● **TASK OBJECTIVE**: Take the line that contains "Transcribe the text in this document." as the first line and the final line of the records as the last; return exactly those lines and the lines between.

(Dataset items)
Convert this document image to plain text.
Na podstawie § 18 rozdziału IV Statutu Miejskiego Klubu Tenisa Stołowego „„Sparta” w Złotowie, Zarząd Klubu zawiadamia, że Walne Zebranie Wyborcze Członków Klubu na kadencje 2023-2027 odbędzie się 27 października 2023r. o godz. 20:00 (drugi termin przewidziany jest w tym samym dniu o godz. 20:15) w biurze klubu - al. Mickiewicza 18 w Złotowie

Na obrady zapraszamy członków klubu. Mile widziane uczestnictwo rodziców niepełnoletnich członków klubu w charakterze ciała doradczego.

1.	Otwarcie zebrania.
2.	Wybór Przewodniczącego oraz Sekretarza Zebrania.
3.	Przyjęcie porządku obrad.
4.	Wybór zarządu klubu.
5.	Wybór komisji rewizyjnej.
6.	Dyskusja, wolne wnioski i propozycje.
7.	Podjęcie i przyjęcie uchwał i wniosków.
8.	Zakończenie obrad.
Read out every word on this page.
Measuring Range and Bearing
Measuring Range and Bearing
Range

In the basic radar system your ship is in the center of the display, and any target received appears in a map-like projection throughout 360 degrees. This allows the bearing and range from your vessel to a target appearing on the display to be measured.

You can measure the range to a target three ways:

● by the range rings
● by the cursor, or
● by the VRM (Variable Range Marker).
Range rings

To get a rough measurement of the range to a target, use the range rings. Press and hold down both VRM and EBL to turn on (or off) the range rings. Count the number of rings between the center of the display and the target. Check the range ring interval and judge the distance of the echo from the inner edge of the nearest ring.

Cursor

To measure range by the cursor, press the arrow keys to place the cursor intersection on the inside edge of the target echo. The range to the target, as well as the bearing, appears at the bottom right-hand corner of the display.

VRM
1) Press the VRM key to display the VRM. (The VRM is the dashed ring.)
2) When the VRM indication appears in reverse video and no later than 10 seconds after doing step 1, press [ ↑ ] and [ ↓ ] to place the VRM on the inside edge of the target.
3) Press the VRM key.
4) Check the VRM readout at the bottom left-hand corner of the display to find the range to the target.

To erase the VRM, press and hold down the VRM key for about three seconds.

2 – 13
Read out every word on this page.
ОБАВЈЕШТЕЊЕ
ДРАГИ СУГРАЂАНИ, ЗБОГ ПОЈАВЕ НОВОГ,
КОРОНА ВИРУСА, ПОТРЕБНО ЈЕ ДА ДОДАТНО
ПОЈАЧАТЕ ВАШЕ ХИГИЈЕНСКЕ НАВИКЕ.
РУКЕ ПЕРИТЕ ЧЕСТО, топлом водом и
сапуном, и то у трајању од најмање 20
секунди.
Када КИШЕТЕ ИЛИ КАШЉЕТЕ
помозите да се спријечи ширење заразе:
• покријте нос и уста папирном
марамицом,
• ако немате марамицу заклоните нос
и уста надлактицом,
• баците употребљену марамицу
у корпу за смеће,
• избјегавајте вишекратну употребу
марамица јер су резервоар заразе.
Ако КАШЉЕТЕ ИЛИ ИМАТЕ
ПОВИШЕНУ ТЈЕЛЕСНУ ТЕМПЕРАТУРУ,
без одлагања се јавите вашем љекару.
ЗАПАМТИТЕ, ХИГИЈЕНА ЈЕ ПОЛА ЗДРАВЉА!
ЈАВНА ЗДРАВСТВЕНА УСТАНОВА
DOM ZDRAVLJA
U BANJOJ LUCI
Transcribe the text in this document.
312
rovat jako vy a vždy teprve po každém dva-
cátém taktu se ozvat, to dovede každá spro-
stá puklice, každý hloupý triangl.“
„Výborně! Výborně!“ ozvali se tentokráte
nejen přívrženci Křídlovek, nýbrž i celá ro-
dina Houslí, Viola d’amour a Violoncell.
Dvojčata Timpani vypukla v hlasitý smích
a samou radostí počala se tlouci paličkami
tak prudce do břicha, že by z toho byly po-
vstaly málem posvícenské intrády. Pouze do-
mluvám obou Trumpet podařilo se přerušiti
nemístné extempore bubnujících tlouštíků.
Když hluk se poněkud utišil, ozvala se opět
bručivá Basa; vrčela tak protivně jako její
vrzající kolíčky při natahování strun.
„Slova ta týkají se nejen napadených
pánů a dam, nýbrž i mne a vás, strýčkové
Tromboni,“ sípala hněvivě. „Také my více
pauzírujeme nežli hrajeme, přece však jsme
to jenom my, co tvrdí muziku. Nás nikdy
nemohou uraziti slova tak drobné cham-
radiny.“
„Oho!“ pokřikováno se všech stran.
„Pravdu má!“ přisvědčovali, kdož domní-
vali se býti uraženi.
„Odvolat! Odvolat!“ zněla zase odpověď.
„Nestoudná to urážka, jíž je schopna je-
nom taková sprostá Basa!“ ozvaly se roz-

● **RESULT FOR THIS EXERCISE**:
Transcribe the text in this document.
312
rovat jako vy a vždy teprve po každém dva-
cátém taktu se ozvat, to dovede každá spro-
stá puklice, každý hloupý triangl.“
„Výborně! Výborně!“ ozvali se tentokráte
nejen přívrženci Křídlovek, nýbrž i celá ro-
dina Houslí, Viola d’amour a Violoncell.
Dvojčata Timpani vypukla v hlasitý smích
a samou radostí počala se tlouci paličkami
tak prudce do břicha, že by z toho byly po-
vstaly málem posvícenské intrády. Pouze do-
mluvám obou Trumpet podařilo se přerušiti
nemístné extempore bubnujících tlouštíků.
Když hluk se poněkud utišil, ozvala se opět
bručivá Basa; vrčela tak protivně jako její
vrzající kolíčky při natahování strun.
„Slova ta týkají se nejen napadených
pánů a dam, nýbrž i mne a vás, strýčkové
Tromboni,“ sípala hněvivě. „Také my více
pauzírujeme nežli hrajeme, přece však jsme
to jenom my, co tvrdí muziku. Nás nikdy
nemohou uraziti slova tak drobné cham-
radiny.“
„Oho!“ pokřikováno se všech stran.
„Pravdu má!“ přisvědčovali, kdož domní-
vali se býti uraženi.
„Odvolat! Odvolat!“ zněla zase odpověď.
„Nestoudná to urážka, jíž je schopna je-
nom taková sprostá Basa!“ ozvaly se roz-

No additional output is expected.